» **EXCERPT PROVIDED**:
Trentadue Winery Review
Address: 19170 Geyserville Avenue Geyserville,California 95441.
Phone Number: 707-433-3104
Tasting Hours: 10:00-5:00
Region: Sonoma County, Alexander Valley AVA, California
Reviewer: Elizabeth Smith
Review Date: 5/1/2016
Reviewer: Elizabeth Smith
Beginning in 2008, I was working for a wine sales and marketing company as their business travel manager. The owner of that business arranged for me tastings and tours in Napa and Sonoma for my spring break in March 2009. During that trip, I visited my first Sonoma County winery, Trentadue. Shortly thereafter, I became their business travel manager. I would return to Trentadue annually through 2013 and continued managing their travel until I started my new career in the wine business in 2014. Earlier this year, I decided to join Trentadues wine club as a show of support for their role in my journey, as well as to have an excuse to purchase their wines and visit again.

» **DATASET CONTENT**:

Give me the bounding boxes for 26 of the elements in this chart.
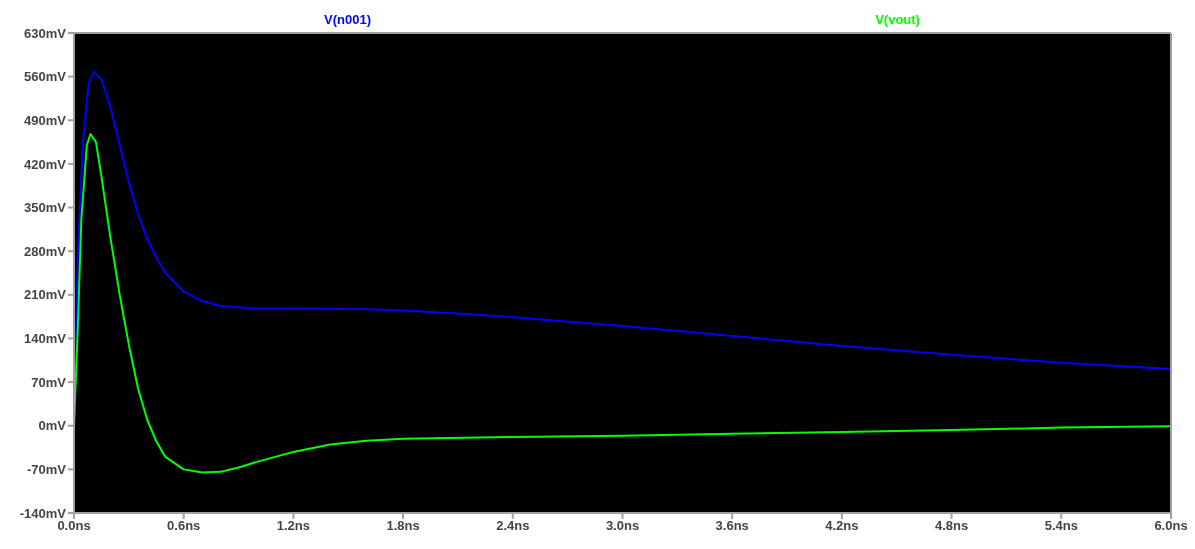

» **GOAL 1**: Decide whether each statement agrees with the Trentadue Winery review, answering yes or no and quoting the deciding words: (a) The reviewer first visited Trentadue during a trip in March 2009. (b) The tasting hours end at 6:00. (c) The reviewer joined the wine club in 2014.
» **GOAL 2**: Extend the Trentadue Winery review past its last sentence.
The lines above come from a source separate from the Trentadue Winery review.

» **EXPECTED OUTPUT 1**:
(a) Yes: "for my spring break in March 2009. During that trip, I visited my first Sonoma County winery, Trentadue."
(b) No: "Tasting Hours: 10:00-5:00"
(c) No: "Earlier this year, I decided to join Trentadues wine club"

» **EXPECTED OUTPUT 2**:
Many people outside of this area may not know of Trentadue, but Leo and Evelyn Trentadue are well known in Northern California as farming and winegrowing pioneers since the 1950s. In addition to introducing dry farming and modern irrigation practices, the Trentadues were the first to plant new grapevines in Sonoma County since Prohibition. In 1962, they added new carignane vines to complete 68 acres of carignane, some of the oldest carignane vines in the United States. In 1969, they began producing their own wines under the Trentadue brand. Other grapes were planted at the estate in the early 1970s, including sangiovese, which led to the release of the first 100% sangiovese varietal wine in the United States in 1984. In addition to these wines, Trentadue is primarily known for producing Bordeaux-style varietal wines and blends like cabernet sauvignon and merlot as well as zinfandel, petite sirah, and syrah, and also a selection of port-style and fortified dessert wines. They also source grapes from the Russian River Valley to produce sauvignon blanc and pinot noir.
Since I had not visited Trentadue in three years, I didnt know what to expect. However, I was pleasantly surprised to find that the winery has not changed that much from the consumer perspective. The tasting fees of $10 for the Trentadue wines and $15 for their La Storia Reserve wines remain some of the most reasonable in the area. Part of the reason I was able to join Trentadues wine club is because their price points continue to be accessible, with wine prices ranging from $15 to $45 per bottle.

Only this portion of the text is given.